Problem statement: Restate each of the lines below word for word and drop every picture.

════════════════

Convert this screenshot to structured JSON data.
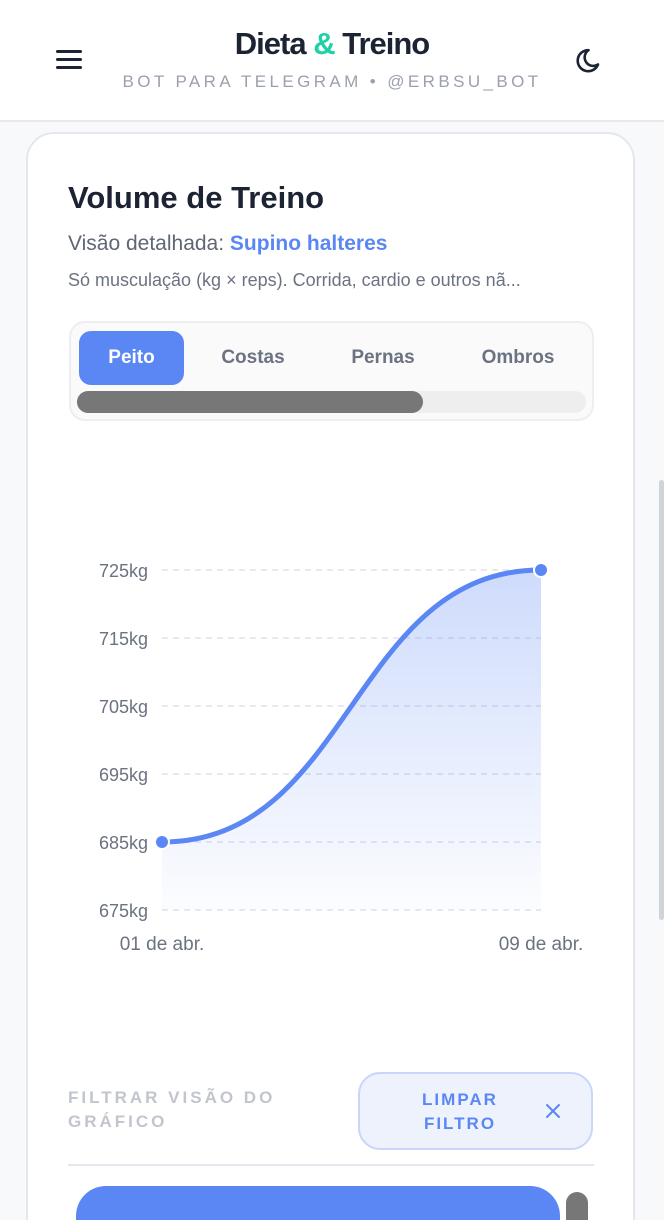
{
  "header": {
    "brand_part1": "Dieta",
    "brand_amp": "&",
    "brand_part2": "Treino",
    "subtitle": "BOT PARA TELEGRAM • @ERBSU_BOT",
    "menu_icon": "hamburger-menu-icon",
    "theme_icon": "moon-icon"
  },
  "card": {
    "title": "Volume de Treino",
    "subtitle_prefix": "Visão detalhada:",
    "exercise": "Supino halteres",
    "note": "Só musculação (kg × reps). Corrida, cardio e outros nã..."
  },
  "tabs": [
    {
      "label": "Peito",
      "active": true
    },
    {
      "label": "Costas",
      "active": false
    },
    {
      "label": "Pernas",
      "active": false
    },
    {
      "label": "Ombros",
      "active": false
    }
  ],
  "chart_data": {
    "type": "area",
    "x": [
      "01 de abr.",
      "09 de abr."
    ],
    "series": [
      {
        "values": [
          685,
          725
        ]
      }
    ],
    "y_ticks": [
      "725kg",
      "715kg",
      "705kg",
      "695kg",
      "685kg",
      "675kg"
    ],
    "ylim": [
      675,
      725
    ],
    "y_unit": "kg",
    "grid": true,
    "line_color": "#5b87f4"
  },
  "filter": {
    "label": "FILTRAR VISÃO DO GRÁFICO",
    "clear_label": "LIMPAR FILTRO",
    "clear_icon": "close-icon"
  },
  "colors": {
    "accent": "#5b87f4",
    "brand_amp": "#1dd3a5"
  }
}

════════════════

Completed task:
Convert this screenshot to structured JSON data.
{
  "header": {
    "brand_part1": "Dieta",
    "brand_amp": "&",
    "brand_part2": "Treino",
    "subtitle": "BOT PARA TELEGRAM • @ERBSU_BOT",
    "menu_icon": "hamburger-menu-icon",
    "theme_icon": "moon-icon"
  },
  "card": {
    "title": "Volume de Treino",
    "subtitle_prefix": "Visão detalhada:",
    "exercise": "Supino halteres",
    "note": "Só musculação (kg × reps). Corrida, cardio e outros nã..."
  },
  "tabs": [
    {
      "label": "Peito",
      "active": true
    },
    {
      "label": "Costas",
      "active": false
    },
    {
      "label": "Pernas",
      "active": false
    },
    {
      "label": "Ombros",
      "active": false
    }
  ],
  "chart_data": {
    "type": "area",
    "x": [
      "01 de abr.",
      "09 de abr."
    ],
    "series": [
      {
        "values": [
          685,
          725
        ]
      }
    ],
    "y_ticks": [
      "725kg",
      "715kg",
      "705kg",
      "695kg",
      "685kg",
      "675kg"
    ],
    "ylim": [
      675,
      725
    ],
    "y_unit": "kg",
    "grid": true,
    "line_color": "#5b87f4"
  },
  "filter": {
    "label": "FILTRAR VISÃO DO GRÁFICO",
    "clear_label": "LIMPAR FILTRO",
    "clear_icon": "close-icon"
  },
  "colors": {
    "accent": "#5b87f4",
    "brand_amp": "#1dd3a5"
  }
}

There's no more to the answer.